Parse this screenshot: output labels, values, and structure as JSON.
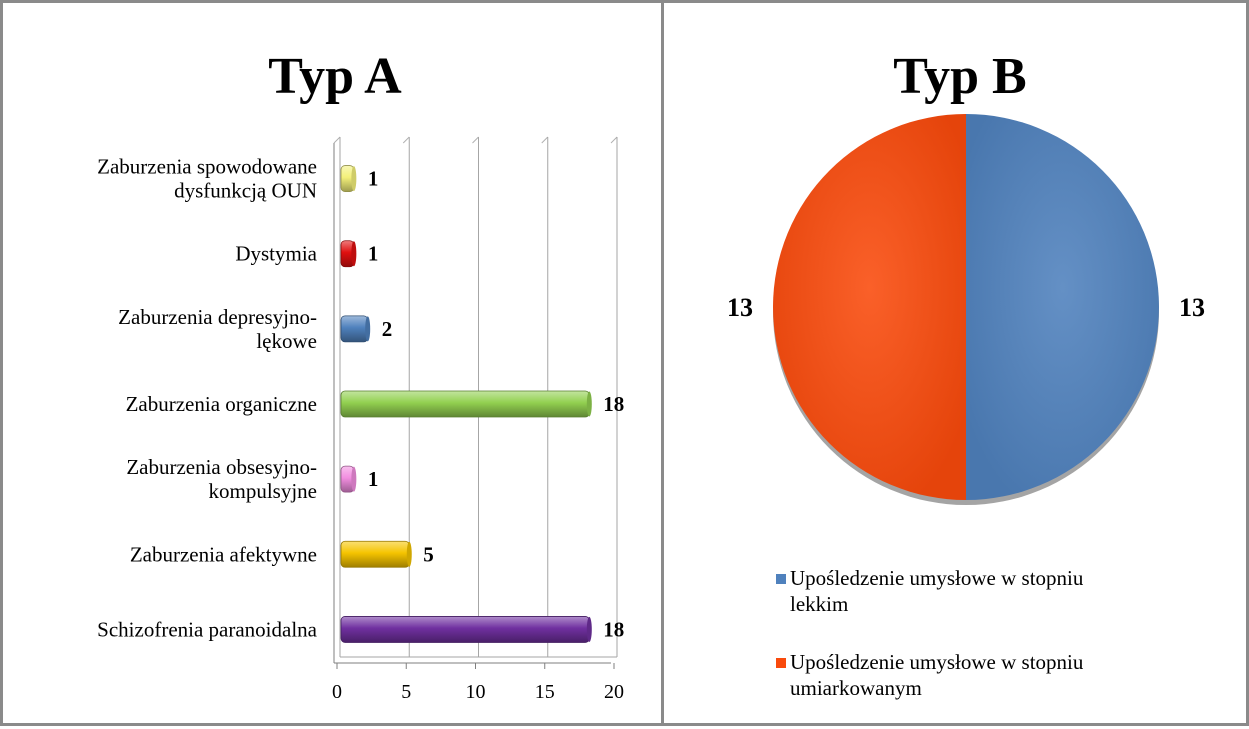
{
  "chart_data": [
    {
      "type": "bar",
      "orientation": "horizontal",
      "title": "Typ A",
      "categories": [
        [
          "Zaburzenia spowodowane",
          "dysfunkcją OUN"
        ],
        [
          "Dystymia"
        ],
        [
          "Zaburzenia depresyjno-",
          "lękowe"
        ],
        [
          "Zaburzenia organiczne"
        ],
        [
          "Zaburzenia obsesyjno-",
          "kompulsyjne"
        ],
        [
          "Zaburzenia afektywne"
        ],
        [
          "Schizofrenia paranoidalna"
        ]
      ],
      "values": [
        1,
        1,
        2,
        18,
        1,
        5,
        18
      ],
      "colors": [
        "#f3f07a",
        "#e01010",
        "#4f81bd",
        "#92d050",
        "#f28ee0",
        "#f5c400",
        "#7030a0"
      ],
      "xlim": [
        0,
        20
      ],
      "xticks": [
        0,
        5,
        10,
        15,
        20
      ],
      "grid": true,
      "data_labels": true
    },
    {
      "type": "pie",
      "title": "Typ B",
      "labels": [
        "Upośledzenie umysłowe w stopniu lekkim",
        "Upośledzenie umysłowe w stopniu umiarkowanym"
      ],
      "legend_lines": [
        [
          "Upośledzenie umysłowe w stopniu",
          "lekkim"
        ],
        [
          "Upośledzenie umysłowe w stopniu",
          "umiarkowanym"
        ]
      ],
      "values": [
        13,
        13
      ],
      "colors": [
        "#4f81bd",
        "#f94a0c"
      ],
      "legend": "bottom",
      "data_labels": true
    }
  ]
}
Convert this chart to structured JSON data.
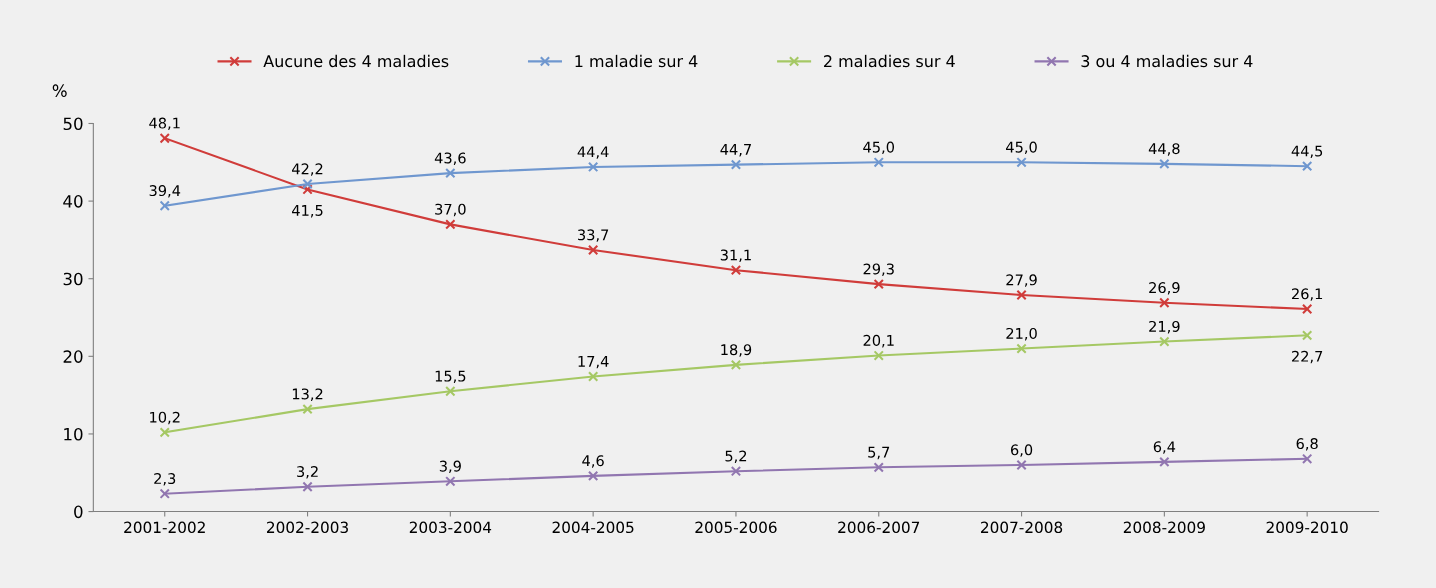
{
  "chart_data": {
    "type": "line",
    "ylabel": "%",
    "categories": [
      "2001-2002",
      "2002-2003",
      "2003-2004",
      "2004-2005",
      "2005-2006",
      "2006-2007",
      "2007-2008",
      "2008-2009",
      "2009-2010"
    ],
    "series": [
      {
        "name": "Aucune des 4 maladies",
        "color": "#d03c3a",
        "values": [
          48.1,
          41.5,
          37.0,
          33.7,
          31.1,
          29.3,
          27.9,
          26.9,
          26.1
        ],
        "value_labels": [
          "48,1",
          "41,5",
          "37,0",
          "33,7",
          "31,1",
          "29,3",
          "27,9",
          "26,9",
          "26,1"
        ]
      },
      {
        "name": "1 maladie sur 4",
        "color": "#6f97cf",
        "values": [
          39.4,
          42.2,
          43.6,
          44.4,
          44.7,
          45.0,
          45.0,
          44.8,
          44.5
        ],
        "value_labels": [
          "39,4",
          "42,2",
          "43,6",
          "44,4",
          "44,7",
          "45,0",
          "45,0",
          "44,8",
          "44,5"
        ]
      },
      {
        "name": "2 maladies sur 4",
        "color": "#a5c864",
        "values": [
          10.2,
          13.2,
          15.5,
          17.4,
          18.9,
          20.1,
          21.0,
          21.9,
          22.7
        ],
        "value_labels": [
          "10,2",
          "13,2",
          "15,5",
          "17,4",
          "18,9",
          "20,1",
          "21,0",
          "21,9",
          "22,7"
        ]
      },
      {
        "name": "3 ou 4 maladies sur 4",
        "color": "#9176b0",
        "values": [
          2.3,
          3.2,
          3.9,
          4.6,
          5.2,
          5.7,
          6.0,
          6.4,
          6.8
        ],
        "value_labels": [
          "2,3",
          "3,2",
          "3,9",
          "4,6",
          "5,2",
          "5,7",
          "6,0",
          "6,4",
          "6,8"
        ]
      }
    ],
    "ylim": [
      0,
      50
    ],
    "yticks": [
      0,
      10,
      20,
      30,
      40,
      50
    ],
    "grid": false,
    "legend": "top",
    "marker": "cross",
    "line_style": "solid"
  }
}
--
[PROBLEM DETAILS] From the records given above, reproduce all text exactly and exclude each picture.

[SOLUTION TO THIS EXERCISE]
Parse this screenshot: output labels, values, and structure as JSON.
{
  "chart_data": [
    {
      "type": "bar",
      "orientation": "horizontal",
      "title": "Typ A",
      "categories": [
        [
          "Zaburzenia spowodowane",
          "dysfunkcją OUN"
        ],
        [
          "Dystymia"
        ],
        [
          "Zaburzenia depresyjno-",
          "lękowe"
        ],
        [
          "Zaburzenia organiczne"
        ],
        [
          "Zaburzenia obsesyjno-",
          "kompulsyjne"
        ],
        [
          "Zaburzenia afektywne"
        ],
        [
          "Schizofrenia paranoidalna"
        ]
      ],
      "values": [
        1,
        1,
        2,
        18,
        1,
        5,
        18
      ],
      "colors": [
        "#f3f07a",
        "#e01010",
        "#4f81bd",
        "#92d050",
        "#f28ee0",
        "#f5c400",
        "#7030a0"
      ],
      "xlim": [
        0,
        20
      ],
      "xticks": [
        0,
        5,
        10,
        15,
        20
      ],
      "grid": true,
      "data_labels": true
    },
    {
      "type": "pie",
      "title": "Typ B",
      "labels": [
        "Upośledzenie umysłowe w stopniu lekkim",
        "Upośledzenie umysłowe w stopniu umiarkowanym"
      ],
      "legend_lines": [
        [
          "Upośledzenie umysłowe w stopniu",
          "lekkim"
        ],
        [
          "Upośledzenie umysłowe w stopniu",
          "umiarkowanym"
        ]
      ],
      "values": [
        13,
        13
      ],
      "colors": [
        "#4f81bd",
        "#f94a0c"
      ],
      "legend": "bottom",
      "data_labels": true
    }
  ]
}
Convert this chart to structured JSON data.
{
  "chart_data": {
    "type": "line",
    "ylabel": "%",
    "categories": [
      "2001-2002",
      "2002-2003",
      "2003-2004",
      "2004-2005",
      "2005-2006",
      "2006-2007",
      "2007-2008",
      "2008-2009",
      "2009-2010"
    ],
    "series": [
      {
        "name": "Aucune des 4 maladies",
        "color": "#d03c3a",
        "values": [
          48.1,
          41.5,
          37.0,
          33.7,
          31.1,
          29.3,
          27.9,
          26.9,
          26.1
        ],
        "value_labels": [
          "48,1",
          "41,5",
          "37,0",
          "33,7",
          "31,1",
          "29,3",
          "27,9",
          "26,9",
          "26,1"
        ]
      },
      {
        "name": "1 maladie sur 4",
        "color": "#6f97cf",
        "values": [
          39.4,
          42.2,
          43.6,
          44.4,
          44.7,
          45.0,
          45.0,
          44.8,
          44.5
        ],
        "value_labels": [
          "39,4",
          "42,2",
          "43,6",
          "44,4",
          "44,7",
          "45,0",
          "45,0",
          "44,8",
          "44,5"
        ]
      },
      {
        "name": "2 maladies sur 4",
        "color": "#a5c864",
        "values": [
          10.2,
          13.2,
          15.5,
          17.4,
          18.9,
          20.1,
          21.0,
          21.9,
          22.7
        ],
        "value_labels": [
          "10,2",
          "13,2",
          "15,5",
          "17,4",
          "18,9",
          "20,1",
          "21,0",
          "21,9",
          "22,7"
        ]
      },
      {
        "name": "3 ou 4 maladies sur 4",
        "color": "#9176b0",
        "values": [
          2.3,
          3.2,
          3.9,
          4.6,
          5.2,
          5.7,
          6.0,
          6.4,
          6.8
        ],
        "value_labels": [
          "2,3",
          "3,2",
          "3,9",
          "4,6",
          "5,2",
          "5,7",
          "6,0",
          "6,4",
          "6,8"
        ]
      }
    ],
    "ylim": [
      0,
      50
    ],
    "yticks": [
      0,
      10,
      20,
      30,
      40,
      50
    ],
    "grid": false,
    "legend": "top",
    "marker": "cross",
    "line_style": "solid"
  }
}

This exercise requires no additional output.